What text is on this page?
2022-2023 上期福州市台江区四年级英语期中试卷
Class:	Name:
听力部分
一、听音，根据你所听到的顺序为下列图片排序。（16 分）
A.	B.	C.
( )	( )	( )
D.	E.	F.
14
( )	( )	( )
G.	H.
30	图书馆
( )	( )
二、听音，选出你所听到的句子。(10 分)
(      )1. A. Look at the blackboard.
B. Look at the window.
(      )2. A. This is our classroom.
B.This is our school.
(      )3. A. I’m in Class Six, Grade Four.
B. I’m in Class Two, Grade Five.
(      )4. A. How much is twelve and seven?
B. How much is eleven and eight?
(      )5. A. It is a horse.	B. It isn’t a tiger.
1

==========

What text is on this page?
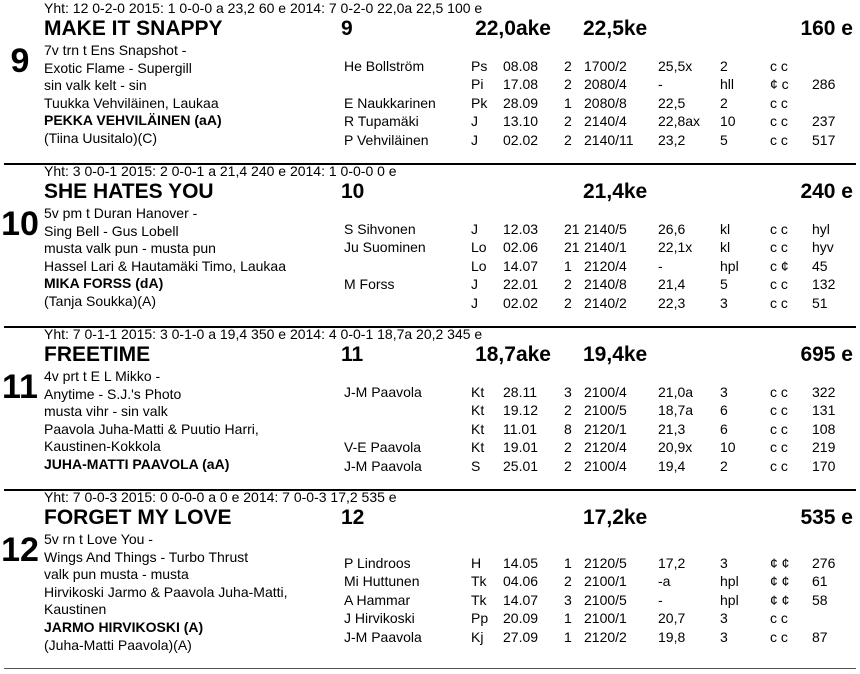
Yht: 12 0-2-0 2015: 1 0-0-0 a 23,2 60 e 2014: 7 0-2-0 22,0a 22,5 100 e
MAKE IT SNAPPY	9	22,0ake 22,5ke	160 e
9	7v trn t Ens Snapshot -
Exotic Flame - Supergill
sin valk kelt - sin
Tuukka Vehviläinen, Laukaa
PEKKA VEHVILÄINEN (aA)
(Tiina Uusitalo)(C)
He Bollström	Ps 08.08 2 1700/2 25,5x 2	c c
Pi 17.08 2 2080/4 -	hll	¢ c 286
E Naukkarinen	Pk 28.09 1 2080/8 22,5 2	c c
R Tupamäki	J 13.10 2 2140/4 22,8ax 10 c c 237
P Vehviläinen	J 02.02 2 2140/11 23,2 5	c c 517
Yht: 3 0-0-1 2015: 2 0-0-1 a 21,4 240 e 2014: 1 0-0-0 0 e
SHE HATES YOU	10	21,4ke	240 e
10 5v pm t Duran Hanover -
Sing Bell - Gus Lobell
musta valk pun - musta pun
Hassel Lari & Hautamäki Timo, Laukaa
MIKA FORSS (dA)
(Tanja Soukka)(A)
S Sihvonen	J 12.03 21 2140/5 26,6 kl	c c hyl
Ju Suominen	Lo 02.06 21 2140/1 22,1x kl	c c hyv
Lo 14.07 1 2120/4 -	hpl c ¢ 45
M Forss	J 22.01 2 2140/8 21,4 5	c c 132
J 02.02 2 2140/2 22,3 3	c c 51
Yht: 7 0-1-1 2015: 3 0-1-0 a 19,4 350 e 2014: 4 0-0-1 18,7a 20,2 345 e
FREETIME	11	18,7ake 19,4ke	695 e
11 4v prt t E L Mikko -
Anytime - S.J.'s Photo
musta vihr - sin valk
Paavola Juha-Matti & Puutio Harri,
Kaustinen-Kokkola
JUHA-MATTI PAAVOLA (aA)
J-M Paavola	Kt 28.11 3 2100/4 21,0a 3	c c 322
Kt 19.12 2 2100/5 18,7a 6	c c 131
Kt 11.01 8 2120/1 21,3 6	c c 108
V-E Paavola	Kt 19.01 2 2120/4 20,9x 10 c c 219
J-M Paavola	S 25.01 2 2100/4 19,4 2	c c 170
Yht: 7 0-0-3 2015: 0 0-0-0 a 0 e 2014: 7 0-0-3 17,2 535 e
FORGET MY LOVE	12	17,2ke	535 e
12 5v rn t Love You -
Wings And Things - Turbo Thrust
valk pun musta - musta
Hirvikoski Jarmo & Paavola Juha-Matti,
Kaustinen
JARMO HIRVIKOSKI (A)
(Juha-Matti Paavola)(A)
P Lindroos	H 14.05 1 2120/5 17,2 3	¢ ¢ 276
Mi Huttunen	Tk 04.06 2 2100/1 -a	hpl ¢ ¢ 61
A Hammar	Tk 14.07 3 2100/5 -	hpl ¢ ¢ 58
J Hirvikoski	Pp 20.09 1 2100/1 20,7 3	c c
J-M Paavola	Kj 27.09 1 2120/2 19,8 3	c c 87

==========

TASK DESCRIPTION:
Read through the entries and copy every line that includes "Grade".

ANSWER TO THE PROBLEM:
(      )3. A. I’m in Class Six, Grade Four.
B. I’m in Class Two, Grade Five.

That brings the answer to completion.